* What the exercise asks
Every line containing the string "diagnos" is to be copied from the records.

-- Listed entries follows --

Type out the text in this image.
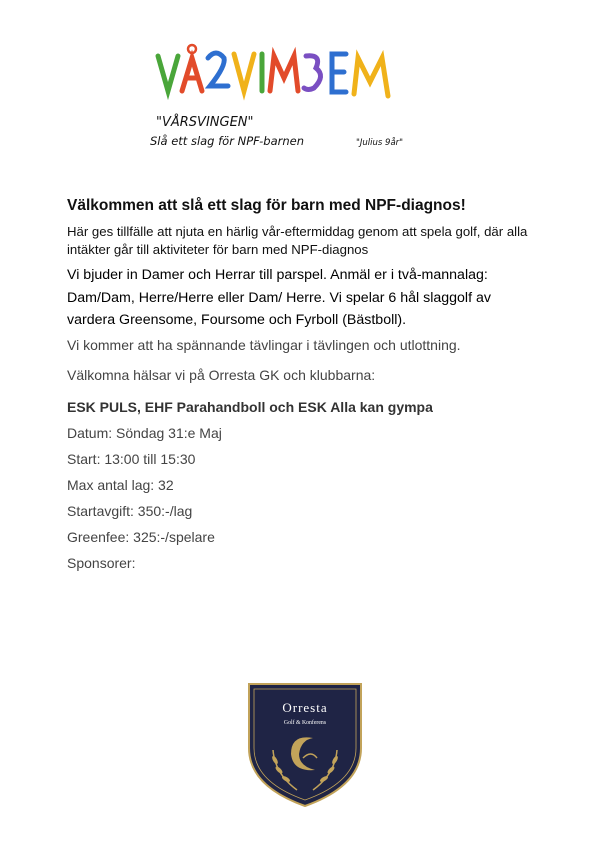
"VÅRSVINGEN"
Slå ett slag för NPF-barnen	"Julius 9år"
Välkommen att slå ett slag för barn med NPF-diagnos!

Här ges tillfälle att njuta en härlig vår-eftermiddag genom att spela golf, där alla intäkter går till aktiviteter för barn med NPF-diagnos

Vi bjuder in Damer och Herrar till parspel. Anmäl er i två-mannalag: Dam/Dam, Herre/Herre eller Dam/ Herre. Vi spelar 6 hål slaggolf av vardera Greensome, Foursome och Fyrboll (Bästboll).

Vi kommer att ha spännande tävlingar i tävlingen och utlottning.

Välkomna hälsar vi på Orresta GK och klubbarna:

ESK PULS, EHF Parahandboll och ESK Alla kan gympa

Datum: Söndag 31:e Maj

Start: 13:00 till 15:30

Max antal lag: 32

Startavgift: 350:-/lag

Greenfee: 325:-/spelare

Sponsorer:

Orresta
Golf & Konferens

-- Listed entries concluded --
-- Listed entries follows --

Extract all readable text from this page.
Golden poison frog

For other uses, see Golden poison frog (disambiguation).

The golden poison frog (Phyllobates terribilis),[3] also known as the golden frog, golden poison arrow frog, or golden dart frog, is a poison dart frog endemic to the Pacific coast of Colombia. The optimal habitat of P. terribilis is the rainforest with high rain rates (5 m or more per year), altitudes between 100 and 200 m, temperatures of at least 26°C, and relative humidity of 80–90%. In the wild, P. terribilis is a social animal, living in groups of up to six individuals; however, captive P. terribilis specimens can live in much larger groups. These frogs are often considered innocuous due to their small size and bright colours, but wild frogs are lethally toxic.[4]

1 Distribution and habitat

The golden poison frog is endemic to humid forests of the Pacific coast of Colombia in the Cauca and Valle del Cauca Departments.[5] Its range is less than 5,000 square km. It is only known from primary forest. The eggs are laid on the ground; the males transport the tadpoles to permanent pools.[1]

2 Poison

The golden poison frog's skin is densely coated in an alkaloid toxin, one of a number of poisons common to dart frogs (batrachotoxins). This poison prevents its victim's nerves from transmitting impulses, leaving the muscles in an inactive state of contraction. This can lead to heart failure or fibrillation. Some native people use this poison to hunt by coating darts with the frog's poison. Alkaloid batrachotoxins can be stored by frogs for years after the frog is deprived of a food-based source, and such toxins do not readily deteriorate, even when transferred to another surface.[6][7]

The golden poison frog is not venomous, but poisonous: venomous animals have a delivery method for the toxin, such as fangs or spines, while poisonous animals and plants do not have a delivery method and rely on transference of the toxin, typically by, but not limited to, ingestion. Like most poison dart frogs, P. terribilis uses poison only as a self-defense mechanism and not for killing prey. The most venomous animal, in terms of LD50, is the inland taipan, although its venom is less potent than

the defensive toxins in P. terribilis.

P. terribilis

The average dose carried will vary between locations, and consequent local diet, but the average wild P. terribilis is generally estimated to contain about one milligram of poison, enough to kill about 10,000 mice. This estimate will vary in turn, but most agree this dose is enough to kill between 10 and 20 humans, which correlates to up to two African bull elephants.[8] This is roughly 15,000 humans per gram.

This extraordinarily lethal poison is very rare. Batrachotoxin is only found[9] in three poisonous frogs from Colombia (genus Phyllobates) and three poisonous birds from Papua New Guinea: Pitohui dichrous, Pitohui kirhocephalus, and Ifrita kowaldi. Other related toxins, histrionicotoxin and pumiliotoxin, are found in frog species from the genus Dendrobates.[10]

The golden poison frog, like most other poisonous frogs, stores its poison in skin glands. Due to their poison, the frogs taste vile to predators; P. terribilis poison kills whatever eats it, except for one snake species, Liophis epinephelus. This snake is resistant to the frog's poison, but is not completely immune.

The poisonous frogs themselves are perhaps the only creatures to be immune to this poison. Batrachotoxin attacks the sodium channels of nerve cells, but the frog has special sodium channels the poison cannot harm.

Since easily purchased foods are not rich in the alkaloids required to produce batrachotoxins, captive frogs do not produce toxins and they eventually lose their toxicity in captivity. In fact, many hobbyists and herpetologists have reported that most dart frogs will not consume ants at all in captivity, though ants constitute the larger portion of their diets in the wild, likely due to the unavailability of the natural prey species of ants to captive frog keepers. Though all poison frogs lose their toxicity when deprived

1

-- Listed entries concluded --

* Written answer
Välkommen att slå ett slag för barn med NPF-diagnos!
Här ges tillfälle att njuta en härlig vår-eftermiddag genom att spela golf, där alla intäkter går till aktiviteter för barn med NPF-diagnos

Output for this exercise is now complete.